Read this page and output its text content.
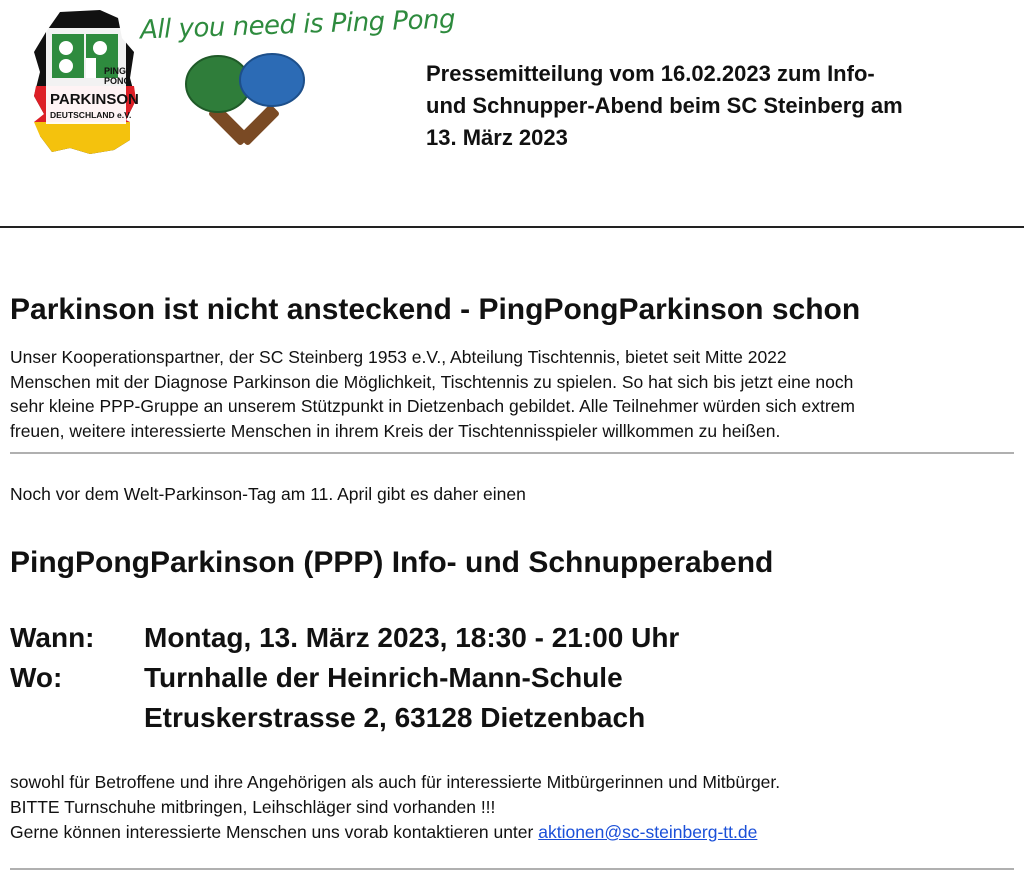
PING
PONG
PARKINSON
DEUTSCHLAND e.V.
All you need is Ping Pong
Pressemitteilung vom 16.02.2023 zum Info-
und Schnupper-Abend beim SC Steinberg am
13. März 2023
Parkinson ist nicht ansteckend - PingPongParkinson schon
Unser Kooperationspartner, der SC Steinberg 1953 e.V., Abteilung Tischtennis, bietet seit Mitte 2022
Menschen mit der Diagnose Parkinson die Möglichkeit, Tischtennis zu spielen. So hat sich bis jetzt eine noch
sehr kleine PPP-Gruppe an unserem Stützpunkt in Dietzenbach gebildet. Alle Teilnehmer würden sich extrem
freuen, weitere interessierte Menschen in ihrem Kreis der Tischtennisspieler willkommen zu heißen.
Noch vor dem Welt-Parkinson-Tag am 11. April gibt es daher einen
PingPongParkinson (PPP) Info- und Schnupperabend
Wann: Montag, 13. März 2023, 18:30 - 21:00 Uhr
Wo:	Turnhalle der Heinrich-Mann-Schule
Etruskerstrasse 2, 63128 Dietzenbach
sowohl für Betroffene und ihre Angehörigen als auch für interessierte Mitbürgerinnen und Mitbürger.
BITTE Turnschuhe mitbringen, Leihschläger sind vorhanden !!!
Gerne können interessierte Menschen uns vorab kontaktieren unter aktionen@sc-steinberg-tt.de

• _DIRECTIONS_
From the records above, pick out and copy each line holding the word "Menschen".

• _EXERCISE ANSWER_
Menschen mit der Diagnose Parkinson die Möglichkeit, Tischtennis zu spielen. So hat sich bis jetzt eine noch
freuen, weitere interessierte Menschen in ihrem Kreis der Tischtennisspieler willkommen zu heißen.
Gerne können interessierte Menschen uns vorab kontaktieren unter aktionen@sc-steinberg-tt.de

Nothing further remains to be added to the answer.